Stored rows:
****************************************
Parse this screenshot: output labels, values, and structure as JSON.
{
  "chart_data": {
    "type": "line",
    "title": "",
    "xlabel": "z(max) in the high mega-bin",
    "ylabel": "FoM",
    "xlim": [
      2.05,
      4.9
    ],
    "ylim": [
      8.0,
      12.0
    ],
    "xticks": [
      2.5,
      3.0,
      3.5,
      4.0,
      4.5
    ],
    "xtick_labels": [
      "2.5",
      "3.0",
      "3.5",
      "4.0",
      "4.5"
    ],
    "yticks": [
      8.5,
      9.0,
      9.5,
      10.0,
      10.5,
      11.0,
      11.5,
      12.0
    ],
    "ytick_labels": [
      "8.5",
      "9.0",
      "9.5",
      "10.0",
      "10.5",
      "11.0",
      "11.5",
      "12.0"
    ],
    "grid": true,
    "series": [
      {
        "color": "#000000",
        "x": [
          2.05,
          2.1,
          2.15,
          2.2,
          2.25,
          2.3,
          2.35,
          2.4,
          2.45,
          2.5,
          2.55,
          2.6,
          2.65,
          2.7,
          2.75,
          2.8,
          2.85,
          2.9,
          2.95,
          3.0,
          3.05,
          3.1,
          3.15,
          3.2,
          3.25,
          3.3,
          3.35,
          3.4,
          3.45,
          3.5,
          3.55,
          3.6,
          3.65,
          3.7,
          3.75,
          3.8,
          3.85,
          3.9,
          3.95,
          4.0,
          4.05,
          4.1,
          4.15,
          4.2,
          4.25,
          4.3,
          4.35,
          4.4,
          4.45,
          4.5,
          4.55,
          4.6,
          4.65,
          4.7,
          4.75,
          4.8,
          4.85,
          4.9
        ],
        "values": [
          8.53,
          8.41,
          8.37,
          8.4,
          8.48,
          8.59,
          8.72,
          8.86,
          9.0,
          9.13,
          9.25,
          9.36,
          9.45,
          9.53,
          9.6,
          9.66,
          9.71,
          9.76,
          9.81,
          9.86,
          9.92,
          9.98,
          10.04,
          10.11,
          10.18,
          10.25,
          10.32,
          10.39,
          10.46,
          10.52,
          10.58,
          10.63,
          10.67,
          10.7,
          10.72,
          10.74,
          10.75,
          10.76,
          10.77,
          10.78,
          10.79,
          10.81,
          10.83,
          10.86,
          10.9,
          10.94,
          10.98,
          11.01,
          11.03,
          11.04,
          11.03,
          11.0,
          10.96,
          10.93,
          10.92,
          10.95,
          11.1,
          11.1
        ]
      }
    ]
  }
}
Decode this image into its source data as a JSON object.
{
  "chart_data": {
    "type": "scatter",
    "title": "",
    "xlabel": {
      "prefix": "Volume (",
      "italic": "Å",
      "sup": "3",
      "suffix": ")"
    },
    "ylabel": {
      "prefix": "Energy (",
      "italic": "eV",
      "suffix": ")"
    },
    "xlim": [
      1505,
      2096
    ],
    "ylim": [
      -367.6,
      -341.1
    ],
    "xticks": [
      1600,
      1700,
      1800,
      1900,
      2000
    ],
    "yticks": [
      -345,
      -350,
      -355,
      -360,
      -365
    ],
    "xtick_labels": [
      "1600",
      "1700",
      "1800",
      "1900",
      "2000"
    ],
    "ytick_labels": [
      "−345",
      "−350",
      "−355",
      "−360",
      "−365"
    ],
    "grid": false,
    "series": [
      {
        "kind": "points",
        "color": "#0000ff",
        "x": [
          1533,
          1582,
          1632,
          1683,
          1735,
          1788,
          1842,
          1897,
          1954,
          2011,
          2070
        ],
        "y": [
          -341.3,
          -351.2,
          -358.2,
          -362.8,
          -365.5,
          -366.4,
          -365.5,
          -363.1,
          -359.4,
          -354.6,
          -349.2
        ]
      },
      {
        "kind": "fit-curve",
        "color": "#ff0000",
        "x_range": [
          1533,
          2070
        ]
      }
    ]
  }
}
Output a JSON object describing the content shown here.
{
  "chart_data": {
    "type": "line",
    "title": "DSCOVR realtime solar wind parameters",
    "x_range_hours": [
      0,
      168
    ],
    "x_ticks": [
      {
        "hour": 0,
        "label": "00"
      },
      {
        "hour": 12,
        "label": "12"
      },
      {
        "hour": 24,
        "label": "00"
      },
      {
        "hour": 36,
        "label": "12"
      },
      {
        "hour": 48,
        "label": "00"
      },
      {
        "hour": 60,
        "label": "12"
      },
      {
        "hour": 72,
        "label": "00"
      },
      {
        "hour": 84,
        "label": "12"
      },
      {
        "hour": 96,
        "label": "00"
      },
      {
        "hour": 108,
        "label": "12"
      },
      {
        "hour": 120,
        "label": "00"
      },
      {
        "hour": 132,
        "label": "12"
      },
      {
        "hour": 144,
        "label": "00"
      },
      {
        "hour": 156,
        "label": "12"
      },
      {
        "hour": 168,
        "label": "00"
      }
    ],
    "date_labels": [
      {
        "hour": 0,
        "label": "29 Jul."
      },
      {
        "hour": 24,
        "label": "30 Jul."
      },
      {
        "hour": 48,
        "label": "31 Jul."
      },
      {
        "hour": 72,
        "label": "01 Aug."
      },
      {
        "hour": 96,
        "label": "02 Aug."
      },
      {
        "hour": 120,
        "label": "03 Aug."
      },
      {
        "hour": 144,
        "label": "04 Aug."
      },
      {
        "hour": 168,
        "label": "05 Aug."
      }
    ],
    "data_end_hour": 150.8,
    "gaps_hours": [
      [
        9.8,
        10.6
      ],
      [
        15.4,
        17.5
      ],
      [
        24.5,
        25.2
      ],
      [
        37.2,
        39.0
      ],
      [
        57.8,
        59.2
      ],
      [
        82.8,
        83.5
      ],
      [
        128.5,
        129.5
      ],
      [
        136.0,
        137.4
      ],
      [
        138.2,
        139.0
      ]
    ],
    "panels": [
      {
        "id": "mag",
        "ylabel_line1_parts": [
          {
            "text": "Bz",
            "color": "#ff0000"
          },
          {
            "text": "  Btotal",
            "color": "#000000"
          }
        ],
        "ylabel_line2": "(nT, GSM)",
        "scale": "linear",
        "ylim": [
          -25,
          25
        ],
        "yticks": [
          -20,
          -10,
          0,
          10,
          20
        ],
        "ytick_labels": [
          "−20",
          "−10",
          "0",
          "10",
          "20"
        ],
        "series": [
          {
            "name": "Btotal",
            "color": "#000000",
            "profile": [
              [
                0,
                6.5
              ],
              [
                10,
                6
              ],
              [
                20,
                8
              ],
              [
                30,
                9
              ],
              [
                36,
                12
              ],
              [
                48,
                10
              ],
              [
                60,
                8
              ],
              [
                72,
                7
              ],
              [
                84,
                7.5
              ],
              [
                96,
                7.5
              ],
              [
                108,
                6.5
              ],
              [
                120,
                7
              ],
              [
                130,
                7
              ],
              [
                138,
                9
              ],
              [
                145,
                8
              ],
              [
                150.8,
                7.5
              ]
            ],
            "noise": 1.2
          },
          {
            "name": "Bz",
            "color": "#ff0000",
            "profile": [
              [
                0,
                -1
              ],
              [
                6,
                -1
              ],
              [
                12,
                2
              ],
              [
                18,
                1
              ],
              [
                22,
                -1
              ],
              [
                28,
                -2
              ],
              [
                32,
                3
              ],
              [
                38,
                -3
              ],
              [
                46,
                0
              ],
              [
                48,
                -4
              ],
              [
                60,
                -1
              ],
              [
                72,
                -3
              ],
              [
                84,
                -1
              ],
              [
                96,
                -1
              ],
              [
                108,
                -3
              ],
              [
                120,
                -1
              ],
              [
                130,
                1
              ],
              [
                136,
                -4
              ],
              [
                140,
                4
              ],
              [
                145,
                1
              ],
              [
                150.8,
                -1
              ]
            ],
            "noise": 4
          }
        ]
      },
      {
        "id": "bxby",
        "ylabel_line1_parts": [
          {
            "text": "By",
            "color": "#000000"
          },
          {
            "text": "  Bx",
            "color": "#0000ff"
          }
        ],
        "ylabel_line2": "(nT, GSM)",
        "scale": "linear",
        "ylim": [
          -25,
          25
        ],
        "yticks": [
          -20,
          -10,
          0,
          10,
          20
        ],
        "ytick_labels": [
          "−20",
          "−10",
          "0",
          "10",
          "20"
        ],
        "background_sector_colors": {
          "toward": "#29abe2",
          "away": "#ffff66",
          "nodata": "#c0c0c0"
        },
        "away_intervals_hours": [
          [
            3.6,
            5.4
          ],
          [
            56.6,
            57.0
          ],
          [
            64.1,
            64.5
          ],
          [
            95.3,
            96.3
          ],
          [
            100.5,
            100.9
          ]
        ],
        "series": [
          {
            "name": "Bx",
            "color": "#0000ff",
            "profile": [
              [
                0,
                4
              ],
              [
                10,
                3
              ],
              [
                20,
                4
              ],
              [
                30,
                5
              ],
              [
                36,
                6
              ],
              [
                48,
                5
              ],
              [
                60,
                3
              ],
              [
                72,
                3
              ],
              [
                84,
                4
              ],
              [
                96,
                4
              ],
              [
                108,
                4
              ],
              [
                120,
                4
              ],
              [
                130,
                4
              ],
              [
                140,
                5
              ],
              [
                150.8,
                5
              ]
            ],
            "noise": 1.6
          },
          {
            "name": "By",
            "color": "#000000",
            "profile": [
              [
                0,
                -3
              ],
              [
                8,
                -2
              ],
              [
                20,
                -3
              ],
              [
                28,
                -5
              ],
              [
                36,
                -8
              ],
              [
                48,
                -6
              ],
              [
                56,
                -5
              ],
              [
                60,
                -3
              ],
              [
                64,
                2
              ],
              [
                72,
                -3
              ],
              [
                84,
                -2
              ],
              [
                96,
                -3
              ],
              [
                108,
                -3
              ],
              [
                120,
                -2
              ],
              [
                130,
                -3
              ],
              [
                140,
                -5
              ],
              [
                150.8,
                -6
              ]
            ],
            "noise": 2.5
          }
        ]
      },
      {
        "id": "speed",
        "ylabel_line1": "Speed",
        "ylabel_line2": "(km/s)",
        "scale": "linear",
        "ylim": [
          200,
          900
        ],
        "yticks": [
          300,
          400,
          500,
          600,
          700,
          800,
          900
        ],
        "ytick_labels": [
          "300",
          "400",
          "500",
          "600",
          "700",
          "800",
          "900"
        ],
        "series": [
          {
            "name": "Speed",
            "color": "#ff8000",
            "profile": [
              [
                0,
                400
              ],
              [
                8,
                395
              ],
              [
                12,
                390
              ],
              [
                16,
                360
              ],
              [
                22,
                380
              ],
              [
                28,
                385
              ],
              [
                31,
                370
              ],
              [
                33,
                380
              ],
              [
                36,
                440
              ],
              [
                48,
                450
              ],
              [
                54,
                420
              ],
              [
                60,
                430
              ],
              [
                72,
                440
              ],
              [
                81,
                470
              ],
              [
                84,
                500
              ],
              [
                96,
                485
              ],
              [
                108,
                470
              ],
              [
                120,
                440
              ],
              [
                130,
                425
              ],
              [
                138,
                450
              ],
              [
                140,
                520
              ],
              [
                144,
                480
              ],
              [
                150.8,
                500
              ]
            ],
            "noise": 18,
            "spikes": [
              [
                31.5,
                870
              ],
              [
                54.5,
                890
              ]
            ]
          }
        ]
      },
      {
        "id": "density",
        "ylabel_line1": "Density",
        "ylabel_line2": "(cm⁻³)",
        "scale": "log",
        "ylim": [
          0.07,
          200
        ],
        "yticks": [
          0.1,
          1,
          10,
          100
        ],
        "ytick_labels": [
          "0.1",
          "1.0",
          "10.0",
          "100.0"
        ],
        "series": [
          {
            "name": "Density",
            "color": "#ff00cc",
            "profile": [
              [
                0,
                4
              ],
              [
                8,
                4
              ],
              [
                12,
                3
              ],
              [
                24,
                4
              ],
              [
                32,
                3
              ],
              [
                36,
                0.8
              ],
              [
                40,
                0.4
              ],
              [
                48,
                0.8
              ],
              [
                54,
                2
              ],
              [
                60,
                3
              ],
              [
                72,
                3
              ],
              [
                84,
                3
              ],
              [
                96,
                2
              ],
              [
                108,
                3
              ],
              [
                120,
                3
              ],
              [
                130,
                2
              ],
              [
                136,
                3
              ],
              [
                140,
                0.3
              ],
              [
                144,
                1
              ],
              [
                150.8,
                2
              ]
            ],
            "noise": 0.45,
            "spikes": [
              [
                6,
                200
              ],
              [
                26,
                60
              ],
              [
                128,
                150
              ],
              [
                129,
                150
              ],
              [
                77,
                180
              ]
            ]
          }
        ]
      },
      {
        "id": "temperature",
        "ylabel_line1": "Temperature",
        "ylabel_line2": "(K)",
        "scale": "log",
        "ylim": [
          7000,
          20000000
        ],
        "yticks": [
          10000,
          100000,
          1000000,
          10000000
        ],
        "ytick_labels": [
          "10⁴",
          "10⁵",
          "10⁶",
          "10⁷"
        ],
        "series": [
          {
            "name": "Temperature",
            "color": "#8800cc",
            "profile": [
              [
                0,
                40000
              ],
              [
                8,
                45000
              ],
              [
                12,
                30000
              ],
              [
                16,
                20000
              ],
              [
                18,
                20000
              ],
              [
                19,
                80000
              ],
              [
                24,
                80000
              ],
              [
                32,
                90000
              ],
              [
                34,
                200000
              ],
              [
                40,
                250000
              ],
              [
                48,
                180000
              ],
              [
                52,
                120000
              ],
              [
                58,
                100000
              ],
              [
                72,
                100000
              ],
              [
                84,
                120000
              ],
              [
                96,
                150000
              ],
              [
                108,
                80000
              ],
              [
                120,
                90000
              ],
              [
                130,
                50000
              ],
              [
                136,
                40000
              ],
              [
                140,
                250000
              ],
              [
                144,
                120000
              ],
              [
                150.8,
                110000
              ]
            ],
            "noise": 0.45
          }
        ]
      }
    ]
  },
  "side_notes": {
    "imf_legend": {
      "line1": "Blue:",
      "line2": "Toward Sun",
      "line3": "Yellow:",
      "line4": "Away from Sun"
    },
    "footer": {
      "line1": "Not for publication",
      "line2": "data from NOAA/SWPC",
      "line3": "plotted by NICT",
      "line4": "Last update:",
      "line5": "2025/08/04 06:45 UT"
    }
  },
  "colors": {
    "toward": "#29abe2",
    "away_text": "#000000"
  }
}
****************************************
Problem to solve:
What is the number of lines in the listing above that contain the string "noise"? Give only the number.

Answer for the task:
7